--- start Task data ---

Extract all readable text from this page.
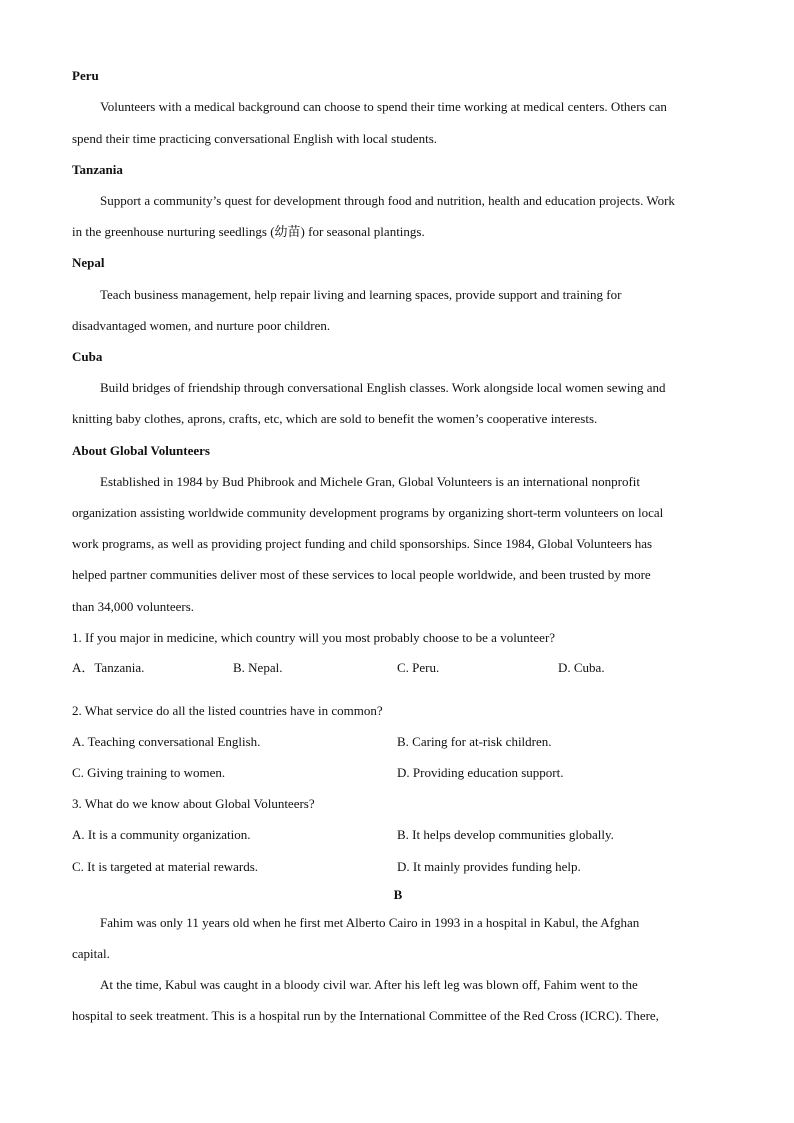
Peru
Volunteers with a medical background can choose to spend their time working at medical centers. Others can
spend their time practicing conversational English with local students.
Tanzania
Support a community’s quest for development through food and nutrition, health and education projects. Work
in the greenhouse nurturing seedlings (幼苗) for seasonal plantings.
Nepal
Teach business management, help repair living and learning spaces, provide support and training for
disadvantaged women, and nurture poor children.
Cuba
Build bridges of friendship through conversational English classes. Work alongside local women sewing and
knitting baby clothes, aprons, crafts, etc, which are sold to benefit the women’s cooperative interests.
About Global Volunteers
Established in 1984 by Bud Phibrook and Michele Gran, Global Volunteers is an international nonprofit
organization assisting worldwide community development programs by organizing short-term volunteers on local
work programs, as well as providing project funding and child sponsorships. Since 1984, Global Volunteers has
helped partner communities deliver most of these services to local people worldwide, and been trusted by more
than 34,000 volunteers.
1. If you major in medicine, which country will you most probably choose to be a volunteer?
A．Tanzania.	B. Nepal.	C. Peru.	D. Cuba.
2. What service do all the listed countries have in common?
A. Teaching conversational English.	B. Caring for at-risk children.
C. Giving training to women.	D. Providing education support.
3. What do we know about Global Volunteers?
A. It is a community organization.	B. It helps develop communities globally.
C. It is targeted at material rewards.	D. It mainly provides funding help.
B
Fahim was only 11 years old when he first met Alberto Cairo in 1993 in a hospital in Kabul, the Afghan
capital.
At the time, Kabul was caught in a bloody civil war. After his left leg was blown off, Fahim went to the
hospital to seek treatment. This is a hospital run by the International Committee of the Red Cross (ICRC). There,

--- end Task data ---

[Aim of the exercise]: Extract lines where the string "their" occurs.

[Complete response]:
Volunteers with a medical background can choose to spend their time working at medical centers. Others can
spend their time practicing conversational English with local students.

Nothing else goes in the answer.